=== Exercise ===
Below is a listing to transcribe in full and exactly; keep the pictures out.

=== Data rows ===
* begin *

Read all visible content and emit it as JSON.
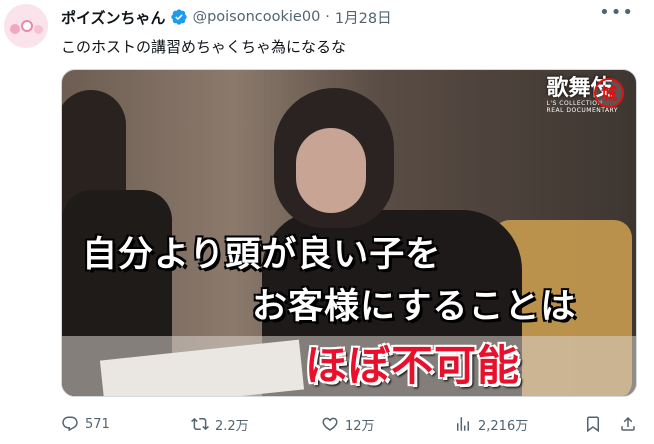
{
  "author": {
    "display_name": "ポイズンちゃん",
    "handle": "@poisoncookie00",
    "separator": "·",
    "date": "1月28日",
    "verified": true,
    "verified_color": "#1d9bf0"
  },
  "tweet": {
    "text": "このホストの講習めちゃくちゃ為になるな"
  },
  "media": {
    "brand_title": "歌舞伎",
    "brand_subtitle_1": "L'S COLLECTION",
    "brand_subtitle_2": "REAL DOCUMENTARY",
    "brand_seal": "城",
    "caption_line1": "自分より頭が良い子を",
    "caption_line2": "お客様にすることは",
    "caption_line3": "ほぼ不可能"
  },
  "actions": {
    "reply_count": "571",
    "retweet_count": "2.2万",
    "like_count": "12万",
    "views_count": "2,216万"
  },
  "colors": {
    "text_primary": "#0f1419",
    "text_secondary": "#536471",
    "caption_red": "#e8102a"
  },
  "icons": [
    "avatar",
    "verified-badge-icon",
    "more-icon",
    "reply-icon",
    "retweet-icon",
    "like-icon",
    "views-icon",
    "bookmark-icon",
    "share-icon"
  ]
}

* end *

=== Finished answer ===
Read all visible content and emit it as JSON.
{
  "author": {
    "display_name": "ポイズンちゃん",
    "handle": "@poisoncookie00",
    "separator": "·",
    "date": "1月28日",
    "verified": true,
    "verified_color": "#1d9bf0"
  },
  "tweet": {
    "text": "このホストの講習めちゃくちゃ為になるな"
  },
  "media": {
    "brand_title": "歌舞伎",
    "brand_subtitle_1": "L'S COLLECTION",
    "brand_subtitle_2": "REAL DOCUMENTARY",
    "brand_seal": "城",
    "caption_line1": "自分より頭が良い子を",
    "caption_line2": "お客様にすることは",
    "caption_line3": "ほぼ不可能"
  },
  "actions": {
    "reply_count": "571",
    "retweet_count": "2.2万",
    "like_count": "12万",
    "views_count": "2,216万"
  },
  "colors": {
    "text_primary": "#0f1419",
    "text_secondary": "#536471",
    "caption_red": "#e8102a"
  },
  "icons": [
    "avatar",
    "verified-badge-icon",
    "more-icon",
    "reply-icon",
    "retweet-icon",
    "like-icon",
    "views-icon",
    "bookmark-icon",
    "share-icon"
  ]
}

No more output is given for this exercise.